Short exercise
Copy out exactly each line from the line with "Transcribe this chart's" through the last line of the material below.

## BEGIN

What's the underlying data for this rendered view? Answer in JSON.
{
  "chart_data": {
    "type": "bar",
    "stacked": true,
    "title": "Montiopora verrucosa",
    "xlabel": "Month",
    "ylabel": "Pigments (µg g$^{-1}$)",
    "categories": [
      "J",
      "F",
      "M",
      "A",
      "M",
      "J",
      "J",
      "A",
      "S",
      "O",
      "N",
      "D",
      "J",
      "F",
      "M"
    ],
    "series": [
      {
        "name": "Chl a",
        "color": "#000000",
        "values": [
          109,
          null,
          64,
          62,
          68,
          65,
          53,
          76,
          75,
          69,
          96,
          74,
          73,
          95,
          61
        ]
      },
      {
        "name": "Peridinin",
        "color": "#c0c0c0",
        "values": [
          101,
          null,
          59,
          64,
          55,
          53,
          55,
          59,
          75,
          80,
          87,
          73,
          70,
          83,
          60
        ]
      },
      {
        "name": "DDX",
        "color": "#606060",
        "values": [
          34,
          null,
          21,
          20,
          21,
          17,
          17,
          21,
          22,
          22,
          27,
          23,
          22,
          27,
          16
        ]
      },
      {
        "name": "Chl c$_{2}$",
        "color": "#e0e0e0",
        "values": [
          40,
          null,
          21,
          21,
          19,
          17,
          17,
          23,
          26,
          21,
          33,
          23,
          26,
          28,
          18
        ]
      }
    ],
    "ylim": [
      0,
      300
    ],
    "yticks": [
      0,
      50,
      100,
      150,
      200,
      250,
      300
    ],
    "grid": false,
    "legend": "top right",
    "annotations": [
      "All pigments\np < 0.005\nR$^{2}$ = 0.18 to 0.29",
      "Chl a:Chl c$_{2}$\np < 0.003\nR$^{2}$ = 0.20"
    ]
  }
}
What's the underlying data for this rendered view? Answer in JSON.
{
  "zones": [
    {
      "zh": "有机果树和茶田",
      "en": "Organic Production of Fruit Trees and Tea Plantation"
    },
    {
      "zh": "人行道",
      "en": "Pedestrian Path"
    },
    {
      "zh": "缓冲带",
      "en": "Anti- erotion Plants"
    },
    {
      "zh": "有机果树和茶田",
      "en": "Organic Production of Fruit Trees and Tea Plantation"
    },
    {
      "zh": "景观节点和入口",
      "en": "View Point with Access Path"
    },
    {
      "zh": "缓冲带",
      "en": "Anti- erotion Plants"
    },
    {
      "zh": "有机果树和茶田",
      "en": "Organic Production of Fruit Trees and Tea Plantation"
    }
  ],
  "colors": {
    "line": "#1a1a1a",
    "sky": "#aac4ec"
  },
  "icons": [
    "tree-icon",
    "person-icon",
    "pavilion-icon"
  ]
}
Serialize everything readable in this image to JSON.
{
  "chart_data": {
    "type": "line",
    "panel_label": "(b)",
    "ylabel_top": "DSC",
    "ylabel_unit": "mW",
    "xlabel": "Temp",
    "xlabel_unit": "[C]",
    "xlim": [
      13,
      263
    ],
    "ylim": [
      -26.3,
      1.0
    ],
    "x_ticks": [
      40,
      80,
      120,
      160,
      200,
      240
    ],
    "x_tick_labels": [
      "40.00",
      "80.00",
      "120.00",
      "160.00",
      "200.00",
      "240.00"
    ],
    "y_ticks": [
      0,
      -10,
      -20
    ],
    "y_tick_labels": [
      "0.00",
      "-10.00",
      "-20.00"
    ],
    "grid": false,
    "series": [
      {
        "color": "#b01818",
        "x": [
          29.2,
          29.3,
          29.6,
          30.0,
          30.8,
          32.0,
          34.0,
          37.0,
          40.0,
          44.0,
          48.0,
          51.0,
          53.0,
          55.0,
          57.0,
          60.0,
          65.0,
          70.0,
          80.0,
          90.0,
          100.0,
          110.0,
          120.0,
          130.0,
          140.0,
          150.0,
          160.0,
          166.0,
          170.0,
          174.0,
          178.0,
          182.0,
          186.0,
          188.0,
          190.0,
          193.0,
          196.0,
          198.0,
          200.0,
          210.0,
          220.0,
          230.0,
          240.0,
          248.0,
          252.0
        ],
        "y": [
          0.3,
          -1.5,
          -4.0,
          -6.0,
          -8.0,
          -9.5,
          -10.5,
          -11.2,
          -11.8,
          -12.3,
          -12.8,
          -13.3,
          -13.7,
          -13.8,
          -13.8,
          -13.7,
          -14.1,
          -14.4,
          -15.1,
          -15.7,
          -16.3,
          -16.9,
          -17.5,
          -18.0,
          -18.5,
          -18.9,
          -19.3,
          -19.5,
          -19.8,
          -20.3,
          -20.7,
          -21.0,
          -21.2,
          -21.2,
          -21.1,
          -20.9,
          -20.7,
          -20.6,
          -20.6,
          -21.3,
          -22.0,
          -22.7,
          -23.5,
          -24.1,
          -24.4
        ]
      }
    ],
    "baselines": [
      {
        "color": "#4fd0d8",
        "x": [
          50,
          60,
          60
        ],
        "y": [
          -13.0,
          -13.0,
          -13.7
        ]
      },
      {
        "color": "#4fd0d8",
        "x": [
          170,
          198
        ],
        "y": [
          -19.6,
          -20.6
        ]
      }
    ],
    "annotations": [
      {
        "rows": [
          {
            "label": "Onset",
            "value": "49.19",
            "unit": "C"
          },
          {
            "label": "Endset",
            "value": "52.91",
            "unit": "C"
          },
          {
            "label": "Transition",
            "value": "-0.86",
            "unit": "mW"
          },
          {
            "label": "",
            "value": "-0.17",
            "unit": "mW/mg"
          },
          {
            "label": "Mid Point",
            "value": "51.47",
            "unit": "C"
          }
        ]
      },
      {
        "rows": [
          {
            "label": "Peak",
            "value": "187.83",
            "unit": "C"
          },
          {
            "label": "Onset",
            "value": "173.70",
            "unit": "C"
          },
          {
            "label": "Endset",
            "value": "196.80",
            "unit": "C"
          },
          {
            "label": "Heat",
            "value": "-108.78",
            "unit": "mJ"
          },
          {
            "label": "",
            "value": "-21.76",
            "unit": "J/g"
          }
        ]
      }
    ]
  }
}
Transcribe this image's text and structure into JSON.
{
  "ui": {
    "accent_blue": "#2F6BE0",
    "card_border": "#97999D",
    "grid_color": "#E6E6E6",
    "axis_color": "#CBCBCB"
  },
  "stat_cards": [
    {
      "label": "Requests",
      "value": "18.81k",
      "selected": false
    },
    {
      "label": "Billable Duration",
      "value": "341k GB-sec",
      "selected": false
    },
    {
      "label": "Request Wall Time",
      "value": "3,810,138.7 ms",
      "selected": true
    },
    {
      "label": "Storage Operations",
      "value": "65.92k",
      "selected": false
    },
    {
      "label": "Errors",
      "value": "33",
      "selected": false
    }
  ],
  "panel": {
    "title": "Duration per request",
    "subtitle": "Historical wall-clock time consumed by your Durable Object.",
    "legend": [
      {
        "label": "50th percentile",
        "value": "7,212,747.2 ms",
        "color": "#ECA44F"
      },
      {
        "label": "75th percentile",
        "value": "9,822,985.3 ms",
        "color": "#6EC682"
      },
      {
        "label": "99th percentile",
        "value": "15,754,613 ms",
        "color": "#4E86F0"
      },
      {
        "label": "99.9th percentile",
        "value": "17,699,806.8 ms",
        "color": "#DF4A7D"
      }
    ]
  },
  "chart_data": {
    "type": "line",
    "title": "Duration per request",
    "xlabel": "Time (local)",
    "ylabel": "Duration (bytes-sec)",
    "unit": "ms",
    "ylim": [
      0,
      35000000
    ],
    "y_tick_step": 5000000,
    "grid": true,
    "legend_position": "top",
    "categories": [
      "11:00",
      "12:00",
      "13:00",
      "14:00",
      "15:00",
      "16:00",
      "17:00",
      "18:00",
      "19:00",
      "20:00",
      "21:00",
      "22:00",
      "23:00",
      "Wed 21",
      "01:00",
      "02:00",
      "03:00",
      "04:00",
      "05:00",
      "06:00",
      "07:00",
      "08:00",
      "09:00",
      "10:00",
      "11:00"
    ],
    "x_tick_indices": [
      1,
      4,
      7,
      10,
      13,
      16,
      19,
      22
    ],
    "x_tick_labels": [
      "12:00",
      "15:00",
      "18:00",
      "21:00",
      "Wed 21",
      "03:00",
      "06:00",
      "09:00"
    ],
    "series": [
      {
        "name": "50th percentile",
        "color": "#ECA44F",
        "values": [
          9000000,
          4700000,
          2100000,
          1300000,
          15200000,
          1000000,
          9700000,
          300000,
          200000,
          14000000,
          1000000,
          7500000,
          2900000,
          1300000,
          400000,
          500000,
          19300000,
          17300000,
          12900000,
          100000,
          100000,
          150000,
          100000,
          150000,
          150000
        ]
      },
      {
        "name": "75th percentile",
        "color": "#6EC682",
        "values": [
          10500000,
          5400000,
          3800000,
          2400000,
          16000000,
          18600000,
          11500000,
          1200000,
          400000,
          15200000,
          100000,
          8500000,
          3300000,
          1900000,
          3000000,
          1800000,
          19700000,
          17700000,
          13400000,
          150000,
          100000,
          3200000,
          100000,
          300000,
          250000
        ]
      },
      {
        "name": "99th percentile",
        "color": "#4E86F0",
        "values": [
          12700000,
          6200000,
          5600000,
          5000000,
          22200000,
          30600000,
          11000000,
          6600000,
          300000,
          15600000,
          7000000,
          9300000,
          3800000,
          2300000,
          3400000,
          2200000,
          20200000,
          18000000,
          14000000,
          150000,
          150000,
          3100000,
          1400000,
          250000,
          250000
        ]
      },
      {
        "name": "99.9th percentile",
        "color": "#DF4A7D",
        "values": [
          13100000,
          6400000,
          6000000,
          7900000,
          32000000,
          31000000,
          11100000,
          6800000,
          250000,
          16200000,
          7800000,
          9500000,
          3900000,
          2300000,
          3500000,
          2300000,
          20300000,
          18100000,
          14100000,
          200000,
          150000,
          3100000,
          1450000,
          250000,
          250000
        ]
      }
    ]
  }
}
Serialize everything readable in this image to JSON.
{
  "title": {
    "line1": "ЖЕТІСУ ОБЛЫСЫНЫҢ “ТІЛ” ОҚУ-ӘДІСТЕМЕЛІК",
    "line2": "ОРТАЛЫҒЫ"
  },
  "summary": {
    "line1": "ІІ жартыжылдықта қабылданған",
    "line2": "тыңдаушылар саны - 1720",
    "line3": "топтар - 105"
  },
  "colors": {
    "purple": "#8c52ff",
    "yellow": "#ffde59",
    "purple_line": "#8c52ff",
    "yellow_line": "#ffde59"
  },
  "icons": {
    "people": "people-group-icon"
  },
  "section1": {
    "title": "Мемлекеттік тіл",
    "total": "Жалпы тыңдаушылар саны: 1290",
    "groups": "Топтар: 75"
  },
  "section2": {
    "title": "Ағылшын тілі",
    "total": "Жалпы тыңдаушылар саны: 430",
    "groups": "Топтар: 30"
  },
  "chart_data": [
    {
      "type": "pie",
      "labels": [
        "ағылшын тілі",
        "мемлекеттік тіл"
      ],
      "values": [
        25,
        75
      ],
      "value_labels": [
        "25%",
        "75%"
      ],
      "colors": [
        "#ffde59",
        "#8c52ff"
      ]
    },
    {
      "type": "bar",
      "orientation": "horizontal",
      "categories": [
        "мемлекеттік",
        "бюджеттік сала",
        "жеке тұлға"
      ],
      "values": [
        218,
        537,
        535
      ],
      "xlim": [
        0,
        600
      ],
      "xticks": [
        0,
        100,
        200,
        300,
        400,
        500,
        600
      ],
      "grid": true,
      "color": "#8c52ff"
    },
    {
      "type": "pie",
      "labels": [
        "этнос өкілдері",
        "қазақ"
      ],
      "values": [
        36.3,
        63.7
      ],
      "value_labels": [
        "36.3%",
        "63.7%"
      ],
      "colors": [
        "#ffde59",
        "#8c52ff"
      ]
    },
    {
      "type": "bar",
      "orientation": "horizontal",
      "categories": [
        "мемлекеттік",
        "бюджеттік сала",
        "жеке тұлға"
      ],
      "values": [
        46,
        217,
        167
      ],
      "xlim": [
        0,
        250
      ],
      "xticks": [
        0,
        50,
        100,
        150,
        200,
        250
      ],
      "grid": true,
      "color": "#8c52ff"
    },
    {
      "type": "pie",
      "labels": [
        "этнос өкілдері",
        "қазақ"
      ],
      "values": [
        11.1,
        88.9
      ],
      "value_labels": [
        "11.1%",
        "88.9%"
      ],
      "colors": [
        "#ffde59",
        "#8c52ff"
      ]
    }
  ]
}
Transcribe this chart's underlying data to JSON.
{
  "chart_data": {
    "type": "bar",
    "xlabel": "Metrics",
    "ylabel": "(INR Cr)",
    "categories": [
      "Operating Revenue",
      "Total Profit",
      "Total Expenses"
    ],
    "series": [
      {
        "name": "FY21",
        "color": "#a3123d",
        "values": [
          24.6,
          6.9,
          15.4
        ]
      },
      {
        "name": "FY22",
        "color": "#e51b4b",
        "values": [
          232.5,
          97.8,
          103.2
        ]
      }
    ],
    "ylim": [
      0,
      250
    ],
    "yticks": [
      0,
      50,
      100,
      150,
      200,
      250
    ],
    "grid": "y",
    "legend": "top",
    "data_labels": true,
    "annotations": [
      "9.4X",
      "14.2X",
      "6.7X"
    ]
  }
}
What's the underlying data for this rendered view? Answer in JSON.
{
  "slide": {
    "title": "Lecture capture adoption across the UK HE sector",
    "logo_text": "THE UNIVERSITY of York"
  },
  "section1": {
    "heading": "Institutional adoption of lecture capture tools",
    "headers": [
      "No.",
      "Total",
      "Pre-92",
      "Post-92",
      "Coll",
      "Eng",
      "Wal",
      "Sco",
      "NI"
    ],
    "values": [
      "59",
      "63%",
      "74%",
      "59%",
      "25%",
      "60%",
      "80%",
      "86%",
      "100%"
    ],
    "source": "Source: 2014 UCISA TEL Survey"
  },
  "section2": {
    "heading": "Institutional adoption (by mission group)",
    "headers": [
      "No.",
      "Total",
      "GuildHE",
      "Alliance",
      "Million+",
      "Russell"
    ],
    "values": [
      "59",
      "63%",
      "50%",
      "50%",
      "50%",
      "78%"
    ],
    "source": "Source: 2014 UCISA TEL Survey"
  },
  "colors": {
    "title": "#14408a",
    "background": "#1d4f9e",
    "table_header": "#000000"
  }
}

## END

Exercise answer
Transcribe this chart's underlying data to JSON.
{
  "chart_data": {
    "type": "bar",
    "xlabel": "Metrics",
    "ylabel": "(INR Cr)",
    "categories": [
      "Operating Revenue",
      "Total Profit",
      "Total Expenses"
    ],
    "series": [
      {
        "name": "FY21",
        "color": "#a3123d",
        "values": [
          24.6,
          6.9,
          15.4
        ]
      },
      {
        "name": "FY22",
        "color": "#e51b4b",
        "values": [
          232.5,
          97.8,
          103.2
        ]
      }
    ],
    "ylim": [
      0,
      250
    ],
    "yticks": [
      0,
      50,
      100,
      150,
      200,
      250
    ],
    "grid": "y",
    "legend": "top",
    "data_labels": true,
    "annotations": [
      "9.4X",
      "14.2X",
      "6.7X"
    ]
  }
}
What's the underlying data for this rendered view? Answer in JSON.
{
  "slide": {
    "title": "Lecture capture adoption across the UK HE sector",
    "logo_text": "THE UNIVERSITY of York"
  },
  "section1": {
    "heading": "Institutional adoption of lecture capture tools",
    "headers": [
      "No.",
      "Total",
      "Pre-92",
      "Post-92",
      "Coll",
      "Eng",
      "Wal",
      "Sco",
      "NI"
    ],
    "values": [
      "59",
      "63%",
      "74%",
      "59%",
      "25%",
      "60%",
      "80%",
      "86%",
      "100%"
    ],
    "source": "Source: 2014 UCISA TEL Survey"
  },
  "section2": {
    "heading": "Institutional adoption (by mission group)",
    "headers": [
      "No.",
      "Total",
      "GuildHE",
      "Alliance",
      "Million+",
      "Russell"
    ],
    "values": [
      "59",
      "63%",
      "50%",
      "50%",
      "50%",
      "78%"
    ],
    "source": "Source: 2014 UCISA TEL Survey"
  },
  "colors": {
    "title": "#14408a",
    "background": "#1d4f9e",
    "table_header": "#000000"
  }
}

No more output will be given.